*Exercise data*.
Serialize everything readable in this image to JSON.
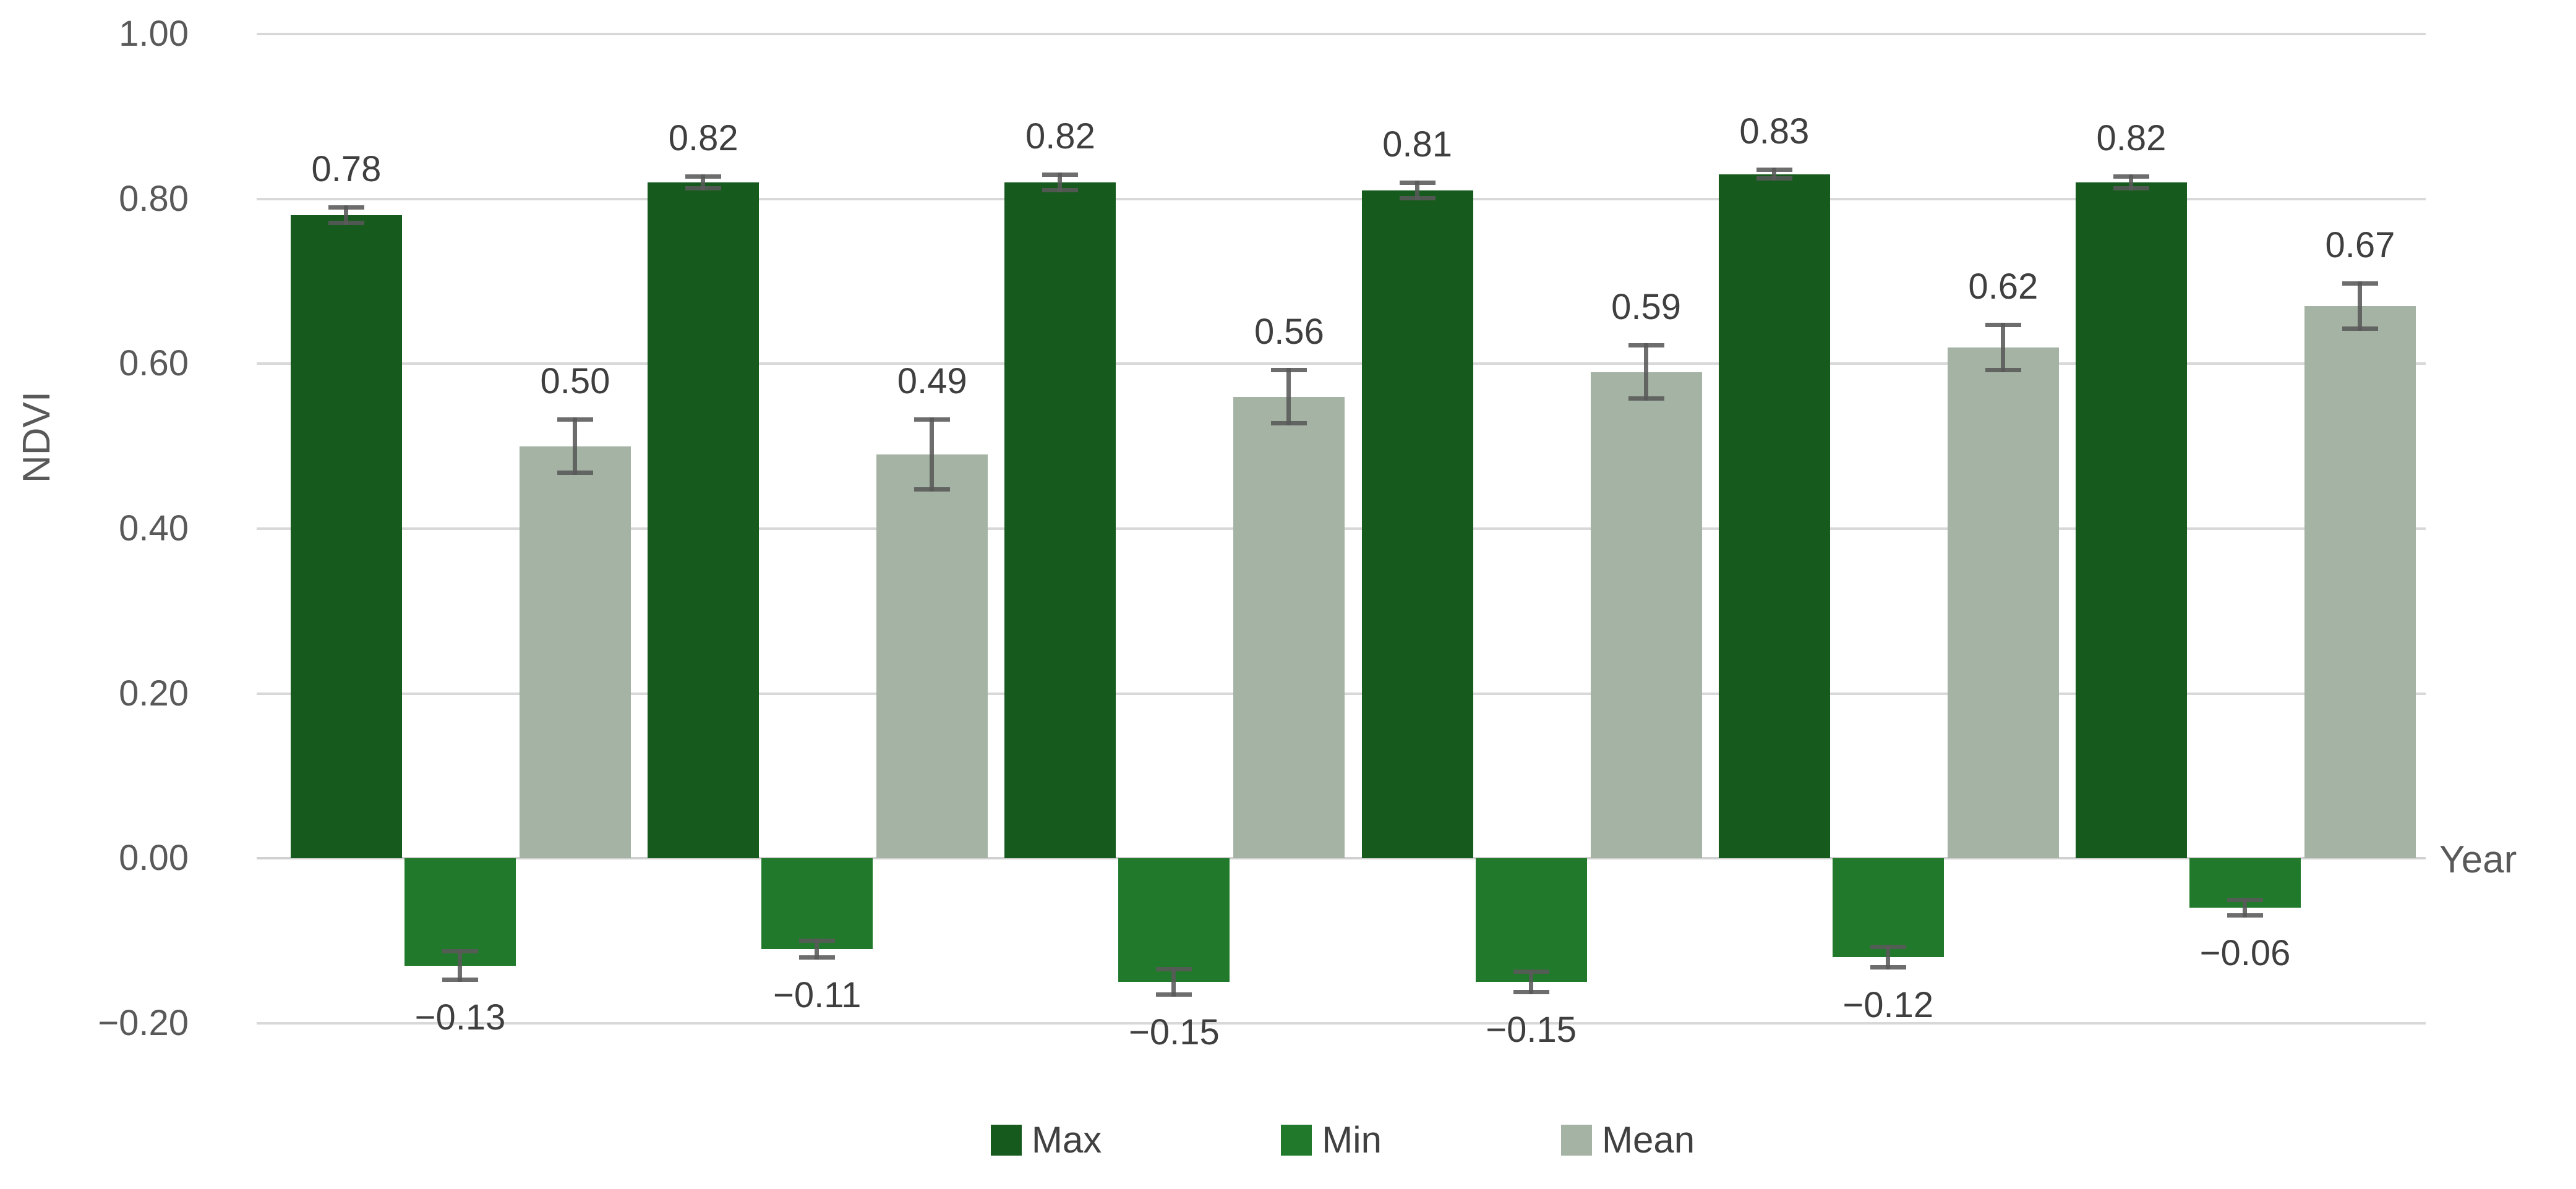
{
  "chart_data": {
    "type": "bar",
    "title": "",
    "ylabel": "NDVI",
    "xlabel": "Year",
    "ylim": [
      -0.2,
      1.0
    ],
    "grid": true,
    "legend_position": "bottom",
    "yticks": [
      {
        "value": 1.0,
        "label": "1.00"
      },
      {
        "value": 0.8,
        "label": "0.80"
      },
      {
        "value": 0.6,
        "label": "0.60"
      },
      {
        "value": 0.4,
        "label": "0.40"
      },
      {
        "value": 0.2,
        "label": "0.20"
      },
      {
        "value": 0.0,
        "label": "0.00"
      },
      {
        "value": -0.2,
        "label": "−0.20"
      }
    ],
    "categories": [
      "",
      "",
      "",
      "",
      "",
      ""
    ],
    "series": [
      {
        "name": "Max",
        "color": "#175a1e",
        "values": [
          0.78,
          0.82,
          0.82,
          0.81,
          0.83,
          0.82
        ],
        "labels": [
          "0.78",
          "0.82",
          "0.82",
          "0.81",
          "0.83",
          "0.82"
        ],
        "errors": [
          0.012,
          0.01,
          0.012,
          0.012,
          0.008,
          0.01
        ]
      },
      {
        "name": "Min",
        "color": "#217a2b",
        "values": [
          -0.13,
          -0.11,
          -0.15,
          -0.15,
          -0.12,
          -0.06
        ],
        "labels": [
          "−0.13",
          "−0.11",
          "−0.15",
          "−0.15",
          "−0.12",
          "−0.06"
        ],
        "errors": [
          0.02,
          0.013,
          0.018,
          0.015,
          0.015,
          0.012
        ]
      },
      {
        "name": "Mean",
        "color": "#a4b3a4",
        "values": [
          0.5,
          0.49,
          0.56,
          0.59,
          0.62,
          0.67
        ],
        "labels": [
          "0.50",
          "0.49",
          "0.56",
          "0.59",
          "0.62",
          "0.67"
        ],
        "errors": [
          0.035,
          0.045,
          0.035,
          0.035,
          0.03,
          0.03
        ]
      }
    ],
    "colors": {
      "background": "#ffffff",
      "gridline": "#d8d8d8",
      "zero_line": "#d0d0d0",
      "axis_text": "#595959",
      "value_label": "#3f3f3f",
      "error_bar": "#595959"
    }
  }
}
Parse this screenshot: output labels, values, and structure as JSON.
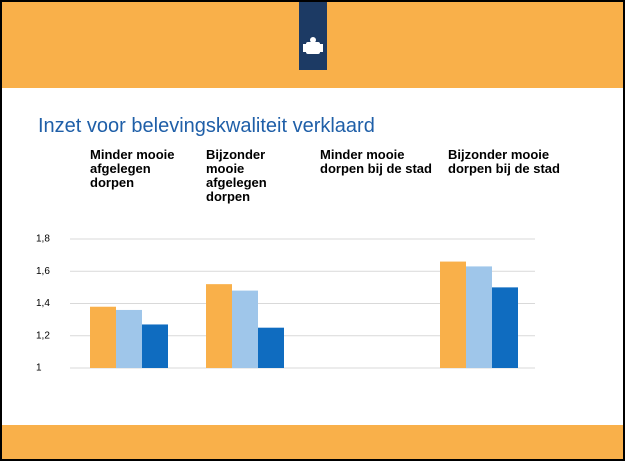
{
  "chart_data": {
    "type": "bar",
    "title": "Inzet voor belevingskwaliteit verklaard",
    "categories": [
      "Minder mooie afgelegen dorpen",
      "Bijzonder mooie afgelegen dorpen",
      "Minder mooie dorpen bij de stad",
      "Bijzonder mooie dorpen bij de stad"
    ],
    "series": [
      {
        "color": "#f9b04a",
        "values": [
          1.38,
          1.52,
          null,
          1.66
        ]
      },
      {
        "color": "#9fc6ea",
        "values": [
          1.36,
          1.48,
          null,
          1.63
        ]
      },
      {
        "color": "#0f6cc0",
        "values": [
          1.27,
          1.25,
          null,
          1.5
        ]
      }
    ],
    "ylim": [
      1,
      1.8
    ],
    "yticks": [
      1,
      {
        "value": 1.2,
        "label": "1,2"
      },
      {
        "value": 1.4,
        "label": "1,4"
      },
      {
        "value": 1.6,
        "label": "1,6"
      },
      {
        "value": 1.8,
        "label": "1,8"
      }
    ],
    "grid": true
  }
}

*Aim of the exercise*.
Reproduce every record above exactly, but leave out the pictures.

*Solution to this problem*.
Serialize everything readable in this image to JSON.
{
  "chart_data": {
    "type": "bar",
    "title": "",
    "ylabel": "NDVI",
    "xlabel": "Year",
    "ylim": [
      -0.2,
      1.0
    ],
    "grid": true,
    "legend_position": "bottom",
    "yticks": [
      {
        "value": 1.0,
        "label": "1.00"
      },
      {
        "value": 0.8,
        "label": "0.80"
      },
      {
        "value": 0.6,
        "label": "0.60"
      },
      {
        "value": 0.4,
        "label": "0.40"
      },
      {
        "value": 0.2,
        "label": "0.20"
      },
      {
        "value": 0.0,
        "label": "0.00"
      },
      {
        "value": -0.2,
        "label": "−0.20"
      }
    ],
    "categories": [
      "",
      "",
      "",
      "",
      "",
      ""
    ],
    "series": [
      {
        "name": "Max",
        "color": "#175a1e",
        "values": [
          0.78,
          0.82,
          0.82,
          0.81,
          0.83,
          0.82
        ],
        "labels": [
          "0.78",
          "0.82",
          "0.82",
          "0.81",
          "0.83",
          "0.82"
        ],
        "errors": [
          0.012,
          0.01,
          0.012,
          0.012,
          0.008,
          0.01
        ]
      },
      {
        "name": "Min",
        "color": "#217a2b",
        "values": [
          -0.13,
          -0.11,
          -0.15,
          -0.15,
          -0.12,
          -0.06
        ],
        "labels": [
          "−0.13",
          "−0.11",
          "−0.15",
          "−0.15",
          "−0.12",
          "−0.06"
        ],
        "errors": [
          0.02,
          0.013,
          0.018,
          0.015,
          0.015,
          0.012
        ]
      },
      {
        "name": "Mean",
        "color": "#a4b3a4",
        "values": [
          0.5,
          0.49,
          0.56,
          0.59,
          0.62,
          0.67
        ],
        "labels": [
          "0.50",
          "0.49",
          "0.56",
          "0.59",
          "0.62",
          "0.67"
        ],
        "errors": [
          0.035,
          0.045,
          0.035,
          0.035,
          0.03,
          0.03
        ]
      }
    ],
    "colors": {
      "background": "#ffffff",
      "gridline": "#d8d8d8",
      "zero_line": "#d0d0d0",
      "axis_text": "#595959",
      "value_label": "#3f3f3f",
      "error_bar": "#595959"
    }
  }
}
Parse this screenshot: output labels, values, and structure as JSON.
{
  "chart_data": {
    "type": "bar",
    "title": "Inzet voor belevingskwaliteit verklaard",
    "categories": [
      "Minder mooie afgelegen dorpen",
      "Bijzonder mooie afgelegen dorpen",
      "Minder mooie dorpen bij de stad",
      "Bijzonder mooie dorpen bij de stad"
    ],
    "series": [
      {
        "color": "#f9b04a",
        "values": [
          1.38,
          1.52,
          null,
          1.66
        ]
      },
      {
        "color": "#9fc6ea",
        "values": [
          1.36,
          1.48,
          null,
          1.63
        ]
      },
      {
        "color": "#0f6cc0",
        "values": [
          1.27,
          1.25,
          null,
          1.5
        ]
      }
    ],
    "ylim": [
      1,
      1.8
    ],
    "yticks": [
      1,
      {
        "value": 1.2,
        "label": "1,2"
      },
      {
        "value": 1.4,
        "label": "1,4"
      },
      {
        "value": 1.6,
        "label": "1,6"
      },
      {
        "value": 1.8,
        "label": "1,8"
      }
    ],
    "grid": true
  }
}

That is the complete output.